[START Recorded information]

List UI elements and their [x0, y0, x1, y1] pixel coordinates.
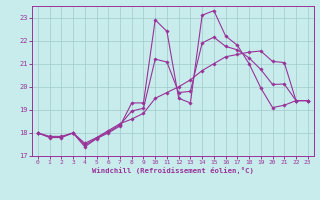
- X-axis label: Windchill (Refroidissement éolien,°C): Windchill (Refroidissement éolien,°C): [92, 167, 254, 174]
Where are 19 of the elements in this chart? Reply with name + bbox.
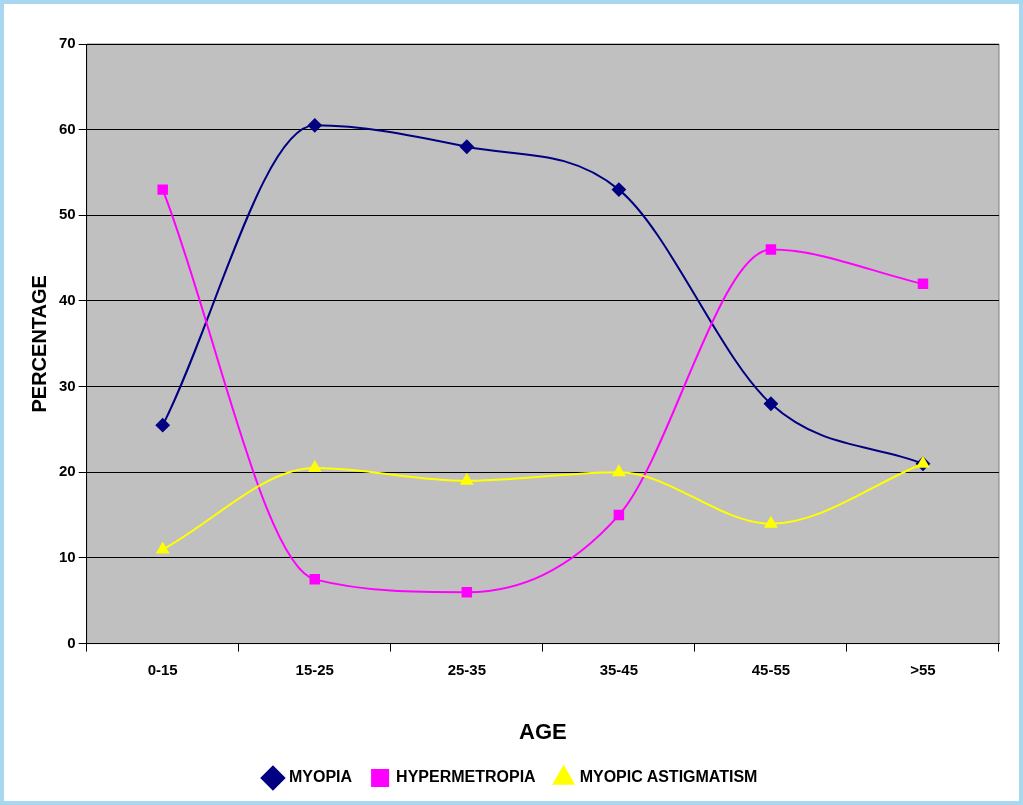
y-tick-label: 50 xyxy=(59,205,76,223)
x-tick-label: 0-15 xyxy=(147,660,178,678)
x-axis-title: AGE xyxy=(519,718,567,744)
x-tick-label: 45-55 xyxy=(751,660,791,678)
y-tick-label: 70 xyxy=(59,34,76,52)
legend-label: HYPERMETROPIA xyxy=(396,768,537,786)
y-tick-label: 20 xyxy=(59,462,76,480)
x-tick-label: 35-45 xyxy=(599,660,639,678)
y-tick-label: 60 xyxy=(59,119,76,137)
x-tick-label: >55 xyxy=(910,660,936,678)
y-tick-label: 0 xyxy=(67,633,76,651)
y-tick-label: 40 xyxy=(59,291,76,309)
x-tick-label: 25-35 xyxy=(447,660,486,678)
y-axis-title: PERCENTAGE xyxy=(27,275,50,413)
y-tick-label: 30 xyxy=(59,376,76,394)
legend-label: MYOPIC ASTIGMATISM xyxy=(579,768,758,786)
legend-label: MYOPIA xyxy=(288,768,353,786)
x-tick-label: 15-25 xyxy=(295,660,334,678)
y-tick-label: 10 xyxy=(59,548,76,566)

[END Recorded information]

◆ Exercise task:
Could you write out all the records again, replacing "x-tick-label" with "x-axis tick label" everywhere and changing nothing else? Leave the pictures out.

◆ Solved exercise:
List UI elements and their [x0, y0, x1, y1] pixel coordinates.
- X-axis label: Windchill (Refroidissement éolien,°C): Windchill (Refroidissement éolien,°C): [92, 167, 254, 174]
Where are 19 of the elements in this chart? Reply with name + bbox.
y-tick-label: 50 xyxy=(59,205,76,223)
x-axis tick label: 0-15 xyxy=(147,660,178,678)
x-axis-title: AGE xyxy=(519,718,567,744)
x-axis tick label: 45-55 xyxy=(751,660,791,678)
y-tick-label: 70 xyxy=(59,34,76,52)
legend-label: HYPERMETROPIA xyxy=(396,768,537,786)
y-tick-label: 20 xyxy=(59,462,76,480)
x-axis tick label: 35-45 xyxy=(599,660,639,678)
y-tick-label: 60 xyxy=(59,119,76,137)
x-axis tick label: >55 xyxy=(910,660,936,678)
y-tick-label: 0 xyxy=(67,633,76,651)
y-tick-label: 40 xyxy=(59,291,76,309)
x-axis tick label: 25-35 xyxy=(447,660,486,678)
y-axis-title: PERCENTAGE xyxy=(27,275,50,413)
y-tick-label: 30 xyxy=(59,376,76,394)
legend-label: MYOPIC ASTIGMATISM xyxy=(579,768,758,786)
legend-label: MYOPIA xyxy=(288,768,353,786)
x-axis tick label: 15-25 xyxy=(295,660,334,678)
y-tick-label: 10 xyxy=(59,548,76,566)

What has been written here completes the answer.